>> START Given records

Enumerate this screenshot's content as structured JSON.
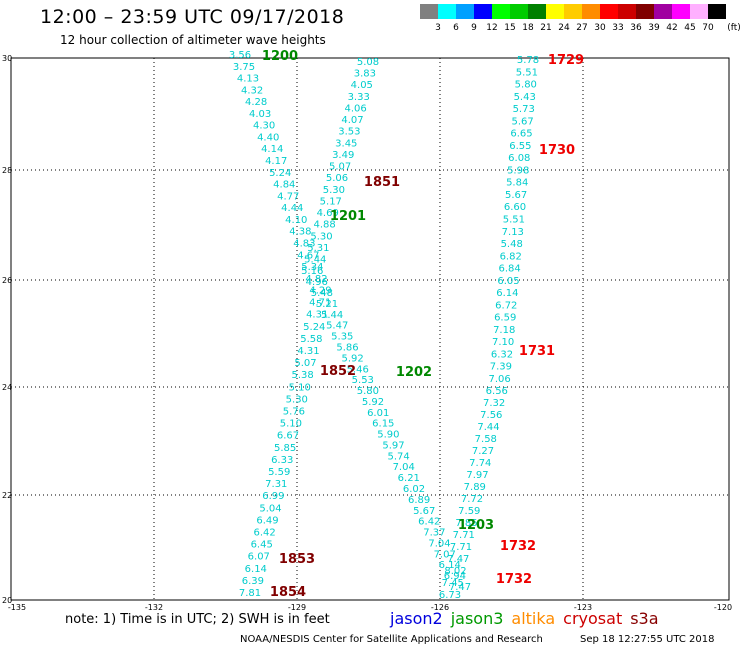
{
  "header": {
    "title": "12:00 – 23:59 UTC 09/17/2018",
    "subtitle": "12 hour collection of altimeter wave heights"
  },
  "legend": {
    "unit": "(ft)",
    "bins": [
      {
        "label": "3",
        "color": "#808080"
      },
      {
        "label": "6",
        "color": "#00ffff"
      },
      {
        "label": "9",
        "color": "#00a0ff"
      },
      {
        "label": "12",
        "color": "#0000ff"
      },
      {
        "label": "15",
        "color": "#00ff00"
      },
      {
        "label": "18",
        "color": "#00cc00"
      },
      {
        "label": "21",
        "color": "#008000"
      },
      {
        "label": "24",
        "color": "#ffff00"
      },
      {
        "label": "27",
        "color": "#ffcc00"
      },
      {
        "label": "30",
        "color": "#ff8c00"
      },
      {
        "label": "33",
        "color": "#ff0000"
      },
      {
        "label": "36",
        "color": "#cc0000"
      },
      {
        "label": "39",
        "color": "#800000"
      },
      {
        "label": "42",
        "color": "#a000a0"
      },
      {
        "label": "45",
        "color": "#ff00ff"
      },
      {
        "label": "70",
        "color": "#ffb0ff"
      },
      {
        "label": "",
        "color": "#000000"
      }
    ]
  },
  "map_axes": {
    "lon_labels": [
      "-135",
      "-132",
      "-129",
      "-126",
      "-123",
      "-120"
    ],
    "lat_labels": [
      "30",
      "28",
      "26",
      "24",
      "22",
      "20"
    ]
  },
  "tracks": {
    "jason3_a": [
      "3.56",
      "3.75",
      "4.13",
      "4.32",
      "4.28",
      "4.03",
      "4.30",
      "4.40",
      "4.14",
      "4.17",
      "5.24",
      "4.84",
      "4.77",
      "4.44",
      "4.10",
      "4.38",
      "4.83",
      "4.67",
      "5.34",
      "4.82",
      "4.29",
      "4.71",
      "4.31",
      "5.24",
      "5.58",
      "4.31",
      "5.07",
      "5.38",
      "5.10",
      "5.30",
      "5.76",
      "5.10",
      "6.67",
      "5.85",
      "6.33",
      "5.59",
      "7.31",
      "6.99",
      "5.04",
      "6.49",
      "6.42",
      "6.45",
      "6.07",
      "6.14",
      "6.39",
      "7.81"
    ],
    "cryosat_a": [
      "5.08",
      "3.83",
      "4.05",
      "3.33",
      "4.06",
      "4.07",
      "3.53",
      "3.45",
      "3.49",
      "5.07",
      "5.06",
      "5.30",
      "5.17",
      "4.69",
      "4.88",
      "5.30",
      "5.31",
      "5.44",
      "5.16",
      "4.96",
      "5.48",
      "5.21",
      "5.44",
      "5.47",
      "5.35",
      "5.86",
      "5.92",
      "5.46",
      "5.53",
      "5.80",
      "5.92",
      "6.01",
      "6.15",
      "5.90",
      "5.97",
      "5.74",
      "7.04",
      "6.21",
      "6.02",
      "6.89",
      "5.67",
      "6.42",
      "7.37",
      "7.04",
      "7.07",
      "6.14",
      "6.94",
      "7.47"
    ],
    "s3a_a": [
      "5.78",
      "5.51",
      "5.80",
      "5.43",
      "5.73",
      "5.67",
      "6.65",
      "6.55",
      "6.08",
      "5.98",
      "5.84",
      "5.67",
      "6.60",
      "5.51",
      "7.13",
      "5.48",
      "6.82",
      "6.84",
      "6.05",
      "6.14",
      "6.72",
      "6.59",
      "7.18",
      "7.10",
      "6.32",
      "7.39",
      "7.06",
      "6.56",
      "7.32",
      "7.56",
      "7.44",
      "7.58",
      "7.27",
      "7.74",
      "7.97",
      "7.89",
      "7.72",
      "7.59",
      "7.85",
      "7.71",
      "7.71",
      "7.47",
      "8.02",
      "7.45",
      "6.73"
    ]
  },
  "time_labels": [
    {
      "text": "1200",
      "sat": "j3"
    },
    {
      "text": "1201",
      "sat": "j3"
    },
    {
      "text": "1202",
      "sat": "j3"
    },
    {
      "text": "1203",
      "sat": "j3"
    },
    {
      "text": "1851",
      "sat": "cs"
    },
    {
      "text": "1852",
      "sat": "cs"
    },
    {
      "text": "1853",
      "sat": "cs"
    },
    {
      "text": "1854",
      "sat": "cs"
    },
    {
      "text": "1729",
      "sat": "s3"
    },
    {
      "text": "1730",
      "sat": "s3"
    },
    {
      "text": "1731",
      "sat": "s3"
    },
    {
      "text": "1732",
      "sat": "s3"
    },
    {
      "text": "1732",
      "sat": "s3"
    }
  ],
  "footer": {
    "note": "note:  1) Time is in UTC;  2) SWH is in feet",
    "satellites": [
      {
        "name": "jason2",
        "color": "#0000dd"
      },
      {
        "name": "jason3",
        "color": "#009900"
      },
      {
        "name": "altika",
        "color": "#ff8c00"
      },
      {
        "name": "cryosat",
        "color": "#cc0000"
      },
      {
        "name": "s3a",
        "color": "#880000"
      }
    ],
    "credit": "NOAA/NESDIS Center for Satellite Applications and Research",
    "timestamp": "Sep 18 12:27:55 UTC 2018"
  }
}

>> END Given records

Challenge —
All of the entries above should be duplicated exactly, except for the pictures.

Written reply —
Enumerate this screenshot's content as structured JSON.
{
  "header": {
    "title": "12:00 – 23:59 UTC 09/17/2018",
    "subtitle": "12 hour collection of altimeter wave heights"
  },
  "legend": {
    "unit": "(ft)",
    "bins": [
      {
        "label": "3",
        "color": "#808080"
      },
      {
        "label": "6",
        "color": "#00ffff"
      },
      {
        "label": "9",
        "color": "#00a0ff"
      },
      {
        "label": "12",
        "color": "#0000ff"
      },
      {
        "label": "15",
        "color": "#00ff00"
      },
      {
        "label": "18",
        "color": "#00cc00"
      },
      {
        "label": "21",
        "color": "#008000"
      },
      {
        "label": "24",
        "color": "#ffff00"
      },
      {
        "label": "27",
        "color": "#ffcc00"
      },
      {
        "label": "30",
        "color": "#ff8c00"
      },
      {
        "label": "33",
        "color": "#ff0000"
      },
      {
        "label": "36",
        "color": "#cc0000"
      },
      {
        "label": "39",
        "color": "#800000"
      },
      {
        "label": "42",
        "color": "#a000a0"
      },
      {
        "label": "45",
        "color": "#ff00ff"
      },
      {
        "label": "70",
        "color": "#ffb0ff"
      },
      {
        "label": "",
        "color": "#000000"
      }
    ]
  },
  "map_axes": {
    "lon_labels": [
      "-135",
      "-132",
      "-129",
      "-126",
      "-123",
      "-120"
    ],
    "lat_labels": [
      "30",
      "28",
      "26",
      "24",
      "22",
      "20"
    ]
  },
  "tracks": {
    "jason3_a": [
      "3.56",
      "3.75",
      "4.13",
      "4.32",
      "4.28",
      "4.03",
      "4.30",
      "4.40",
      "4.14",
      "4.17",
      "5.24",
      "4.84",
      "4.77",
      "4.44",
      "4.10",
      "4.38",
      "4.83",
      "4.67",
      "5.34",
      "4.82",
      "4.29",
      "4.71",
      "4.31",
      "5.24",
      "5.58",
      "4.31",
      "5.07",
      "5.38",
      "5.10",
      "5.30",
      "5.76",
      "5.10",
      "6.67",
      "5.85",
      "6.33",
      "5.59",
      "7.31",
      "6.99",
      "5.04",
      "6.49",
      "6.42",
      "6.45",
      "6.07",
      "6.14",
      "6.39",
      "7.81"
    ],
    "cryosat_a": [
      "5.08",
      "3.83",
      "4.05",
      "3.33",
      "4.06",
      "4.07",
      "3.53",
      "3.45",
      "3.49",
      "5.07",
      "5.06",
      "5.30",
      "5.17",
      "4.69",
      "4.88",
      "5.30",
      "5.31",
      "5.44",
      "5.16",
      "4.96",
      "5.48",
      "5.21",
      "5.44",
      "5.47",
      "5.35",
      "5.86",
      "5.92",
      "5.46",
      "5.53",
      "5.80",
      "5.92",
      "6.01",
      "6.15",
      "5.90",
      "5.97",
      "5.74",
      "7.04",
      "6.21",
      "6.02",
      "6.89",
      "5.67",
      "6.42",
      "7.37",
      "7.04",
      "7.07",
      "6.14",
      "6.94",
      "7.47"
    ],
    "s3a_a": [
      "5.78",
      "5.51",
      "5.80",
      "5.43",
      "5.73",
      "5.67",
      "6.65",
      "6.55",
      "6.08",
      "5.98",
      "5.84",
      "5.67",
      "6.60",
      "5.51",
      "7.13",
      "5.48",
      "6.82",
      "6.84",
      "6.05",
      "6.14",
      "6.72",
      "6.59",
      "7.18",
      "7.10",
      "6.32",
      "7.39",
      "7.06",
      "6.56",
      "7.32",
      "7.56",
      "7.44",
      "7.58",
      "7.27",
      "7.74",
      "7.97",
      "7.89",
      "7.72",
      "7.59",
      "7.85",
      "7.71",
      "7.71",
      "7.47",
      "8.02",
      "7.45",
      "6.73"
    ]
  },
  "time_labels": [
    {
      "text": "1200",
      "sat": "j3"
    },
    {
      "text": "1201",
      "sat": "j3"
    },
    {
      "text": "1202",
      "sat": "j3"
    },
    {
      "text": "1203",
      "sat": "j3"
    },
    {
      "text": "1851",
      "sat": "cs"
    },
    {
      "text": "1852",
      "sat": "cs"
    },
    {
      "text": "1853",
      "sat": "cs"
    },
    {
      "text": "1854",
      "sat": "cs"
    },
    {
      "text": "1729",
      "sat": "s3"
    },
    {
      "text": "1730",
      "sat": "s3"
    },
    {
      "text": "1731",
      "sat": "s3"
    },
    {
      "text": "1732",
      "sat": "s3"
    },
    {
      "text": "1732",
      "sat": "s3"
    }
  ],
  "footer": {
    "note": "note:  1) Time is in UTC;  2) SWH is in feet",
    "satellites": [
      {
        "name": "jason2",
        "color": "#0000dd"
      },
      {
        "name": "jason3",
        "color": "#009900"
      },
      {
        "name": "altika",
        "color": "#ff8c00"
      },
      {
        "name": "cryosat",
        "color": "#cc0000"
      },
      {
        "name": "s3a",
        "color": "#880000"
      }
    ],
    "credit": "NOAA/NESDIS Center for Satellite Applications and Research",
    "timestamp": "Sep 18 12:27:55 UTC 2018"
  }
}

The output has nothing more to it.